(Data listing)
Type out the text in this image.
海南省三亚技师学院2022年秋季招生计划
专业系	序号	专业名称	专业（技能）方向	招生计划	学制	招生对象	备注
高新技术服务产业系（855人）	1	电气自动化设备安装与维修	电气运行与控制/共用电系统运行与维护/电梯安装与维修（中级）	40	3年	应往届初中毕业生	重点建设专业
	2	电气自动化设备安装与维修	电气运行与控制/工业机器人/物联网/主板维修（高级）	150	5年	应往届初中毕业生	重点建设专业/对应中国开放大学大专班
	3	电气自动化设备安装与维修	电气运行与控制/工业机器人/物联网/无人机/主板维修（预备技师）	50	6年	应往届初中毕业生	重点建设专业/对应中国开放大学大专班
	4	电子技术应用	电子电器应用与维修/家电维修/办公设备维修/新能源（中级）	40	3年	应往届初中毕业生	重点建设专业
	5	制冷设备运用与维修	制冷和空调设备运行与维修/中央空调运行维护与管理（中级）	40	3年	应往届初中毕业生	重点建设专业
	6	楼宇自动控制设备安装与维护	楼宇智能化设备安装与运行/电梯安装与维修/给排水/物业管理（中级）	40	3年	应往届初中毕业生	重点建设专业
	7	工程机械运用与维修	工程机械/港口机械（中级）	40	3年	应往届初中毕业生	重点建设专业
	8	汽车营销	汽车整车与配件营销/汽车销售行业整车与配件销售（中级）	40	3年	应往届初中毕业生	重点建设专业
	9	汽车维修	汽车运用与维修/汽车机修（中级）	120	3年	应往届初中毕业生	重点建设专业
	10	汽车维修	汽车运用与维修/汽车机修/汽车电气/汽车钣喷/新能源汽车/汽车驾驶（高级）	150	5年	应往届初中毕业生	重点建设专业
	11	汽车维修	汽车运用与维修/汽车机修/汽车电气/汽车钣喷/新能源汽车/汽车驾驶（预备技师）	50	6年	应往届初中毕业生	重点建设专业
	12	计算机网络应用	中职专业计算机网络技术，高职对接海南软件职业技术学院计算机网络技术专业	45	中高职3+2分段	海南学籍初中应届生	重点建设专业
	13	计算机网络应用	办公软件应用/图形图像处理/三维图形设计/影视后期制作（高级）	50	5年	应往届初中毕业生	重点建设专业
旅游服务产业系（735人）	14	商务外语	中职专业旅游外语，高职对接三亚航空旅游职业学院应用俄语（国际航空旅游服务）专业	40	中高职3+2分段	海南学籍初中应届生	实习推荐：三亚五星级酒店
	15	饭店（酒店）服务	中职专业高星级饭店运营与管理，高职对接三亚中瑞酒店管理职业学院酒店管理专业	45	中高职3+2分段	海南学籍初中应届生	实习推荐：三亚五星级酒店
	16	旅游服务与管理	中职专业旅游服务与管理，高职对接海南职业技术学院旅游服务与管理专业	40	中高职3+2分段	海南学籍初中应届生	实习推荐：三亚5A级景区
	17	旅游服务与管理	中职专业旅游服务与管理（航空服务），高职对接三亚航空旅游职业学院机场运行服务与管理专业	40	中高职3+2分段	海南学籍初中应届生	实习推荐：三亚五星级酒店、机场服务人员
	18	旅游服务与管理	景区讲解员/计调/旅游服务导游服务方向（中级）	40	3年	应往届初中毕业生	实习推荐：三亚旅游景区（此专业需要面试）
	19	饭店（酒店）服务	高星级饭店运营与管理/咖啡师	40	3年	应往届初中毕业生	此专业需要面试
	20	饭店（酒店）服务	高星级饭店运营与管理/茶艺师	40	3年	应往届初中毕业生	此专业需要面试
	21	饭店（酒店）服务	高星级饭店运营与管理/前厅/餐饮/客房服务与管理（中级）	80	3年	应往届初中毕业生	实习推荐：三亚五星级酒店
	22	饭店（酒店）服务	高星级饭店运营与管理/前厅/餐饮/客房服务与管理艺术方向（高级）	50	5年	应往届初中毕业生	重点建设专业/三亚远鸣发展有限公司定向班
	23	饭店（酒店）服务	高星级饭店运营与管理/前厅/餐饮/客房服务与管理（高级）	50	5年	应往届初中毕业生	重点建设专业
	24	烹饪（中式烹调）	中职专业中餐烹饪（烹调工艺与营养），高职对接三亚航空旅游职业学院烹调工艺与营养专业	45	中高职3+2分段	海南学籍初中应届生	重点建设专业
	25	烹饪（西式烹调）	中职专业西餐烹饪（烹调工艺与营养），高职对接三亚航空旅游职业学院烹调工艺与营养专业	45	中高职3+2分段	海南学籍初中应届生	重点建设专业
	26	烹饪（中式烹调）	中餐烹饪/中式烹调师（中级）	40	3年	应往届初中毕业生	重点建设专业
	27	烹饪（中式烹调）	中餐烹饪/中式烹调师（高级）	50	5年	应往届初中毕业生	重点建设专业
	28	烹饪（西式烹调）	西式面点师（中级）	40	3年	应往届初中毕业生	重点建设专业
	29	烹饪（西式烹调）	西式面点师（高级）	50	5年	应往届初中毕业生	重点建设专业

**Work instructions**
Write out the listing once more, matching it exactly.

**Exercise output**
Type out the text in this image.
海南省三亚技师学院2022年秋季招生计划
专业系	序号	专业名称	专业（技能）方向	招生计划	学制	招生对象	备注
高新技术服务产业系（855人）	1	电气自动化设备安装与维修	电气运行与控制/共用电系统运行与维护/电梯安装与维修（中级）	40	3年	应往届初中毕业生	重点建设专业
	2	电气自动化设备安装与维修	电气运行与控制/工业机器人/物联网/主板维修（高级）	150	5年	应往届初中毕业生	重点建设专业/对应中国开放大学大专班
	3	电气自动化设备安装与维修	电气运行与控制/工业机器人/物联网/无人机/主板维修（预备技师）	50	6年	应往届初中毕业生	重点建设专业/对应中国开放大学大专班
	4	电子技术应用	电子电器应用与维修/家电维修/办公设备维修/新能源（中级）	40	3年	应往届初中毕业生	重点建设专业
	5	制冷设备运用与维修	制冷和空调设备运行与维修/中央空调运行维护与管理（中级）	40	3年	应往届初中毕业生	重点建设专业
	6	楼宇自动控制设备安装与维护	楼宇智能化设备安装与运行/电梯安装与维修/给排水/物业管理（中级）	40	3年	应往届初中毕业生	重点建设专业
	7	工程机械运用与维修	工程机械/港口机械（中级）	40	3年	应往届初中毕业生	重点建设专业
	8	汽车营销	汽车整车与配件营销/汽车销售行业整车与配件销售（中级）	40	3年	应往届初中毕业生	重点建设专业
	9	汽车维修	汽车运用与维修/汽车机修（中级）	120	3年	应往届初中毕业生	重点建设专业
	10	汽车维修	汽车运用与维修/汽车机修/汽车电气/汽车钣喷/新能源汽车/汽车驾驶（高级）	150	5年	应往届初中毕业生	重点建设专业
	11	汽车维修	汽车运用与维修/汽车机修/汽车电气/汽车钣喷/新能源汽车/汽车驾驶（预备技师）	50	6年	应往届初中毕业生	重点建设专业
	12	计算机网络应用	中职专业计算机网络技术，高职对接海南软件职业技术学院计算机网络技术专业	45	中高职3+2分段	海南学籍初中应届生	重点建设专业
	13	计算机网络应用	办公软件应用/图形图像处理/三维图形设计/影视后期制作（高级）	50	5年	应往届初中毕业生	重点建设专业
旅游服务产业系（735人）	14	商务外语	中职专业旅游外语，高职对接三亚航空旅游职业学院应用俄语（国际航空旅游服务）专业	40	中高职3+2分段	海南学籍初中应届生	实习推荐：三亚五星级酒店
	15	饭店（酒店）服务	中职专业高星级饭店运营与管理，高职对接三亚中瑞酒店管理职业学院酒店管理专业	45	中高职3+2分段	海南学籍初中应届生	实习推荐：三亚五星级酒店
	16	旅游服务与管理	中职专业旅游服务与管理，高职对接海南职业技术学院旅游服务与管理专业	40	中高职3+2分段	海南学籍初中应届生	实习推荐：三亚5A级景区
	17	旅游服务与管理	中职专业旅游服务与管理（航空服务），高职对接三亚航空旅游职业学院机场运行服务与管理专业	40	中高职3+2分段	海南学籍初中应届生	实习推荐：三亚五星级酒店、机场服务人员
	18	旅游服务与管理	景区讲解员/计调/旅游服务导游服务方向（中级）	40	3年	应往届初中毕业生	实习推荐：三亚旅游景区（此专业需要面试）
	19	饭店（酒店）服务	高星级饭店运营与管理/咖啡师	40	3年	应往届初中毕业生	此专业需要面试
	20	饭店（酒店）服务	高星级饭店运营与管理/茶艺师	40	3年	应往届初中毕业生	此专业需要面试
	21	饭店（酒店）服务	高星级饭店运营与管理/前厅/餐饮/客房服务与管理（中级）	80	3年	应往届初中毕业生	实习推荐：三亚五星级酒店
	22	饭店（酒店）服务	高星级饭店运营与管理/前厅/餐饮/客房服务与管理艺术方向（高级）	50	5年	应往届初中毕业生	重点建设专业/三亚远鸣发展有限公司定向班
	23	饭店（酒店）服务	高星级饭店运营与管理/前厅/餐饮/客房服务与管理（高级）	50	5年	应往届初中毕业生	重点建设专业
	24	烹饪（中式烹调）	中职专业中餐烹饪（烹调工艺与营养），高职对接三亚航空旅游职业学院烹调工艺与营养专业	45	中高职3+2分段	海南学籍初中应届生	重点建设专业
	25	烹饪（西式烹调）	中职专业西餐烹饪（烹调工艺与营养），高职对接三亚航空旅游职业学院烹调工艺与营养专业	45	中高职3+2分段	海南学籍初中应届生	重点建设专业
	26	烹饪（中式烹调）	中餐烹饪/中式烹调师（中级）	40	3年	应往届初中毕业生	重点建设专业
	27	烹饪（中式烹调）	中餐烹饪/中式烹调师（高级）	50	5年	应往届初中毕业生	重点建设专业
	28	烹饪（西式烹调）	西式面点师（中级）	40	3年	应往届初中毕业生	重点建设专业
	29	烹饪（西式烹调）	西式面点师（高级）	50	5年	应往届初中毕业生	重点建设专业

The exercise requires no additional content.